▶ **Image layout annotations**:
+---+
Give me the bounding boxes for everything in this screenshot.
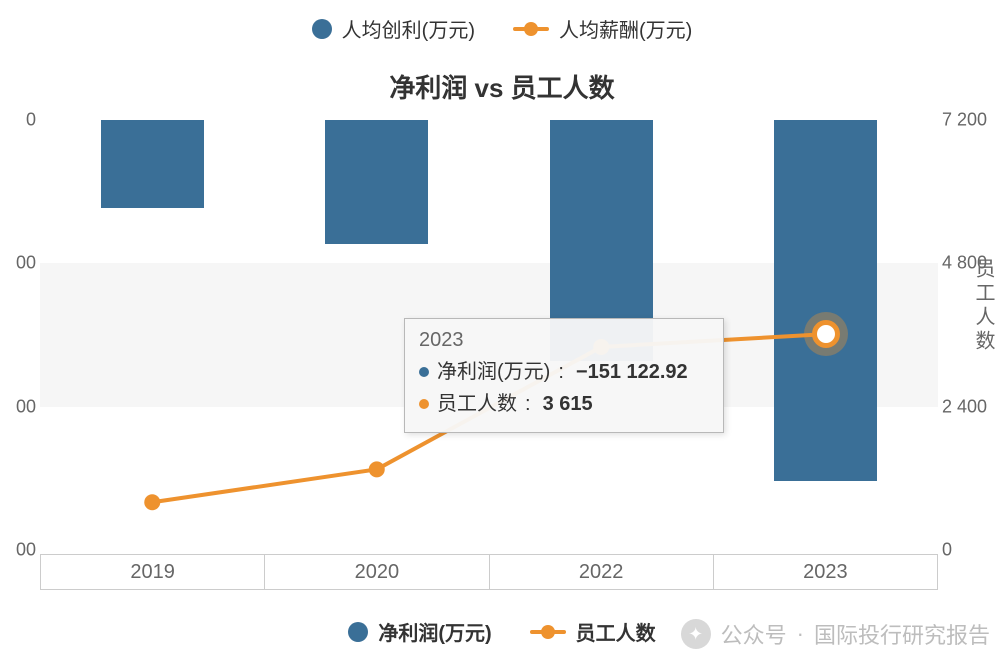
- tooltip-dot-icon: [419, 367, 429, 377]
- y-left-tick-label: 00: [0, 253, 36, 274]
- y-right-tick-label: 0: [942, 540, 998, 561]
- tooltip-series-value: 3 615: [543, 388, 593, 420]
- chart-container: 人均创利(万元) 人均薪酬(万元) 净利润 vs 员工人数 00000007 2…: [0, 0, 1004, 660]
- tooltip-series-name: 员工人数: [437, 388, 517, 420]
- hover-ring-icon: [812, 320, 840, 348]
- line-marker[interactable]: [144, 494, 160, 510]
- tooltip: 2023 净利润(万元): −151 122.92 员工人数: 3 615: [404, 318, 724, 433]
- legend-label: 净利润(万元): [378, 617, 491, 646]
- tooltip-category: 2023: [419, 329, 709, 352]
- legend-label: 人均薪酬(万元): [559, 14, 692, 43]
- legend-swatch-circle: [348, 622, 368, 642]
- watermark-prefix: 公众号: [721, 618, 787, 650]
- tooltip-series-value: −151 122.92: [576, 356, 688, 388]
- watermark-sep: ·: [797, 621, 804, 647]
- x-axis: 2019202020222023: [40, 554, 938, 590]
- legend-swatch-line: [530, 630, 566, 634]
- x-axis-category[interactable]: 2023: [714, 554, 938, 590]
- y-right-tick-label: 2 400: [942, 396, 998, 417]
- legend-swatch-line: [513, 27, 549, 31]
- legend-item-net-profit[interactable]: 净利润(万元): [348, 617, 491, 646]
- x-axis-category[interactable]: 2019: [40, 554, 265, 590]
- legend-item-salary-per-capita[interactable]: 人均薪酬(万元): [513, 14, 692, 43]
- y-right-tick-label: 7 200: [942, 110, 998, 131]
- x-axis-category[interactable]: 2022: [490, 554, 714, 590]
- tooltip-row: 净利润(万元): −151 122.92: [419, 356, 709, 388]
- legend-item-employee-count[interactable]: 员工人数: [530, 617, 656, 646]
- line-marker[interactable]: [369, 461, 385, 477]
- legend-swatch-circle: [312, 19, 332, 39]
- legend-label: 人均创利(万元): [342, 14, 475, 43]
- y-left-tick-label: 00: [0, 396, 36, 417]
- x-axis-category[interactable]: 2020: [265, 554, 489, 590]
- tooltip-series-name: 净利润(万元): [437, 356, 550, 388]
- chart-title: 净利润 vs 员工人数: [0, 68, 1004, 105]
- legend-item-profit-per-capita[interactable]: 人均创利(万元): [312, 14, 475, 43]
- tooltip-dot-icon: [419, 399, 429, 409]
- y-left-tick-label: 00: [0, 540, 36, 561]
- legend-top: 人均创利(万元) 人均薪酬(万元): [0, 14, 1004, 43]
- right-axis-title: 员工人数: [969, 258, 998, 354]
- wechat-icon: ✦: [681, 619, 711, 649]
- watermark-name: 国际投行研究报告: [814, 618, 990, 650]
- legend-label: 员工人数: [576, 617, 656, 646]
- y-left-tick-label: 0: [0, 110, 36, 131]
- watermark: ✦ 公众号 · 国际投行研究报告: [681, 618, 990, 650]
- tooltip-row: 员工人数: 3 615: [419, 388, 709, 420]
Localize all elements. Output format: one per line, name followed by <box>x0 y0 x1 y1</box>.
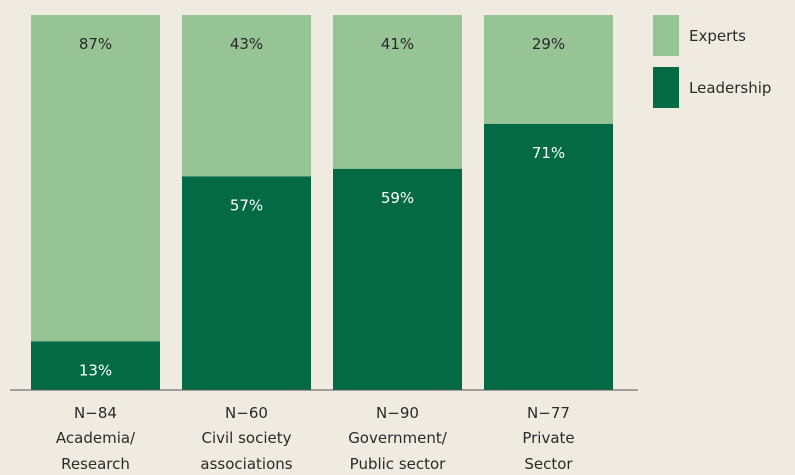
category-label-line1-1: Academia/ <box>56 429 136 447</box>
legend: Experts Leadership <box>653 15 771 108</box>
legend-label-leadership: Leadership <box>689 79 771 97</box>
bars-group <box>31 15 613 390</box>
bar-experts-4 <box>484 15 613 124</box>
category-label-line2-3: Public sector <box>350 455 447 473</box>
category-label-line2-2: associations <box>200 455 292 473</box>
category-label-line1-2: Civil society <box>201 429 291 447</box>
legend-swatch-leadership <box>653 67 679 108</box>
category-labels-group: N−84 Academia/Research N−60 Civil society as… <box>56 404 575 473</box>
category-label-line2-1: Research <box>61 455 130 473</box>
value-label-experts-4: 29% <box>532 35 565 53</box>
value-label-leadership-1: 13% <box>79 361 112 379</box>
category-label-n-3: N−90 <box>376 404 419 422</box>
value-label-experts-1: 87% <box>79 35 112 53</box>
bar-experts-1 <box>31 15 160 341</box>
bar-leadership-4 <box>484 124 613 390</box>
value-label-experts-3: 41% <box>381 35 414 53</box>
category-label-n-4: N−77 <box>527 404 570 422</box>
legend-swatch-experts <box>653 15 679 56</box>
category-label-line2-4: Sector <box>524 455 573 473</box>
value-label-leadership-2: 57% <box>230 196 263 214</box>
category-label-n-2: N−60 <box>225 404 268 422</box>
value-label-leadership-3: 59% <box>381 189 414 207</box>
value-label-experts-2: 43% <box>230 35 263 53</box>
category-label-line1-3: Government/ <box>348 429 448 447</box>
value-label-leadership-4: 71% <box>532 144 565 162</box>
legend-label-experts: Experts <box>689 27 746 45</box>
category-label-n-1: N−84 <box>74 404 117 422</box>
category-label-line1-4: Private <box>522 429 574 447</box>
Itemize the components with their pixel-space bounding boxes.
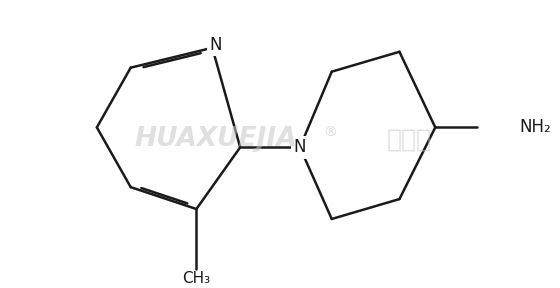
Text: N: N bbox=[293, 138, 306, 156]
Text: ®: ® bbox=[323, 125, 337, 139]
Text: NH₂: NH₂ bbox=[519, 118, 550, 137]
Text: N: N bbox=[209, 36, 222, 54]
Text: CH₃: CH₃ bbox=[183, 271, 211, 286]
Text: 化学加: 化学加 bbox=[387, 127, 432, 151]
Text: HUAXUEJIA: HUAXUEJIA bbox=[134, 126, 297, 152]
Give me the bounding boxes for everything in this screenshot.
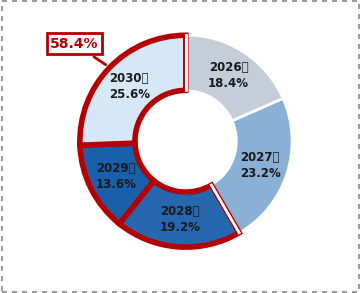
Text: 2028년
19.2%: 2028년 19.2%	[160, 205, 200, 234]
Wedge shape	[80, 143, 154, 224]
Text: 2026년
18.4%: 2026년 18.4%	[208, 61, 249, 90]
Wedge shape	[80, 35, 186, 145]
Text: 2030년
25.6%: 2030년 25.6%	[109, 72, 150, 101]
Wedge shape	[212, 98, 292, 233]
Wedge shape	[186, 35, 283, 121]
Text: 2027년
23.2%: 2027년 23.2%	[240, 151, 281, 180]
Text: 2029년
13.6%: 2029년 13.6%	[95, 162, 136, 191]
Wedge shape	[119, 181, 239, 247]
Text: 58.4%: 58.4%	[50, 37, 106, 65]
+---+
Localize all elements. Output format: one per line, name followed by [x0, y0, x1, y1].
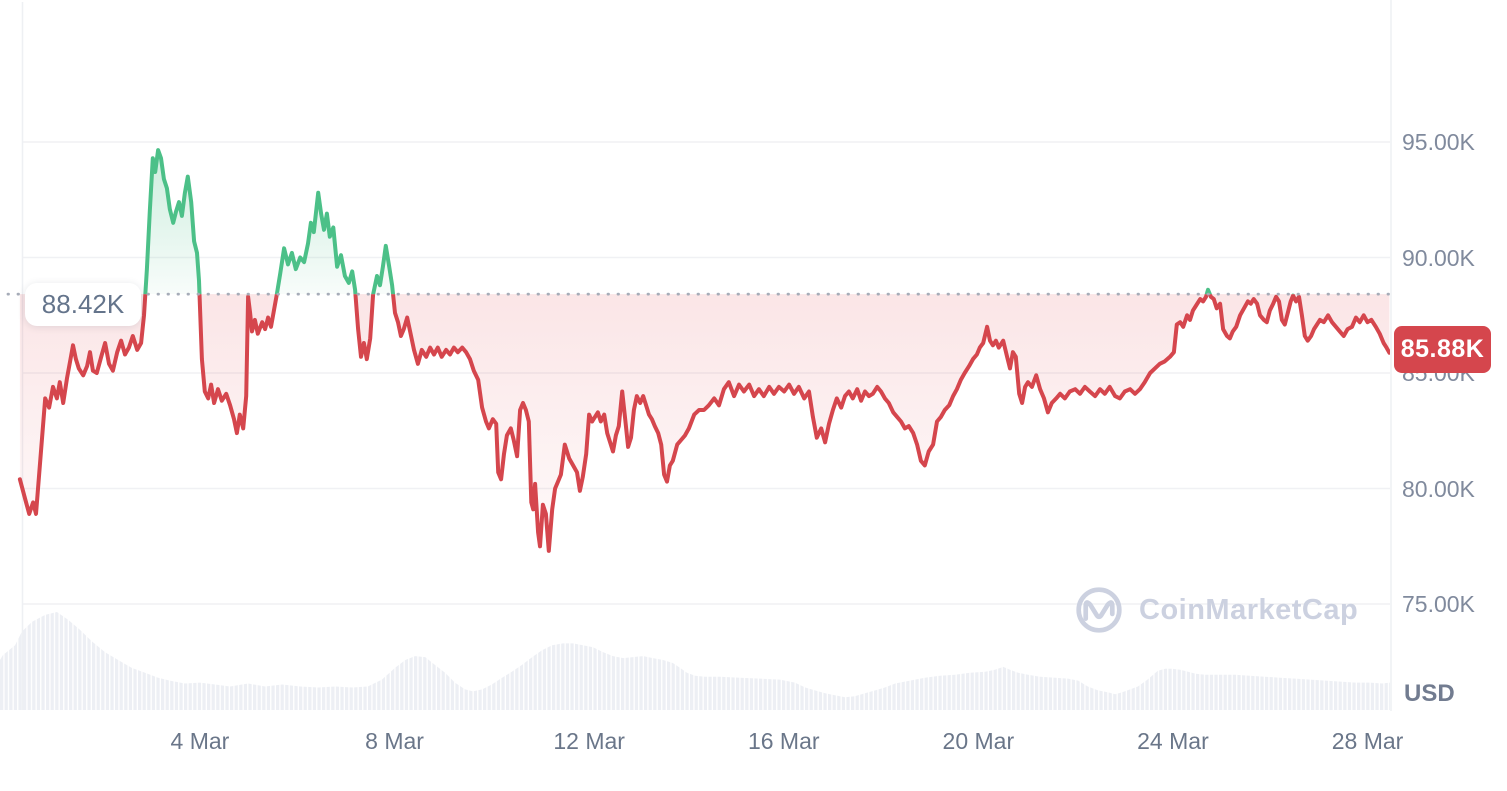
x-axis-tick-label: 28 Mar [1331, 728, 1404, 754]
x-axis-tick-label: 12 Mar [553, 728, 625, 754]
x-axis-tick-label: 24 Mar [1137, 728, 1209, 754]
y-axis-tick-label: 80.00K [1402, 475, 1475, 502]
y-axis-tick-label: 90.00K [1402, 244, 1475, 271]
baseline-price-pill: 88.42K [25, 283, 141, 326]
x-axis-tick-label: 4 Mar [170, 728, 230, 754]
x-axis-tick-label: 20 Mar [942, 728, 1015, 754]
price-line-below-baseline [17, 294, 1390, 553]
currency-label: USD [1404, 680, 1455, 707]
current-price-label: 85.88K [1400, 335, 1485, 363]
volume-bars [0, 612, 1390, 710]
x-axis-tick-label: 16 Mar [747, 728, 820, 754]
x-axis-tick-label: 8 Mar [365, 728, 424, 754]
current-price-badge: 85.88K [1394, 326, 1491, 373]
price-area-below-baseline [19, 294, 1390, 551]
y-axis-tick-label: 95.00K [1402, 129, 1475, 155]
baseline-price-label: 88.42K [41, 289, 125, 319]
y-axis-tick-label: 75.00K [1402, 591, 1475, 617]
+---+
▶ **Goal**:
Please return, unchanged, the lines above from the one containing "category-label-line1-1: Academia/ <box>56" through the one containing "category-labels-group: N−84 Academia/Research", including both of those lines.

▶ **The answer**:
category-label-line1-1: Academia/ <box>56 429 136 447</box>
legend: Experts Leadership <box>653 15 771 108</box>
legend-label-leadership: Leadership <box>689 79 771 97</box>
bars-group <box>31 15 613 390</box>
bar-experts-4 <box>484 15 613 124</box>
category-label-line2-3: Public sector <box>350 455 447 473</box>
category-label-line2-2: associations <box>200 455 292 473</box>
category-label-line1-2: Civil society <box>201 429 291 447</box>
legend-swatch-leadership <box>653 67 679 108</box>
category-labels-group: N−84 Academia/Research N−60 Civil society as… <box>56 404 575 473</box>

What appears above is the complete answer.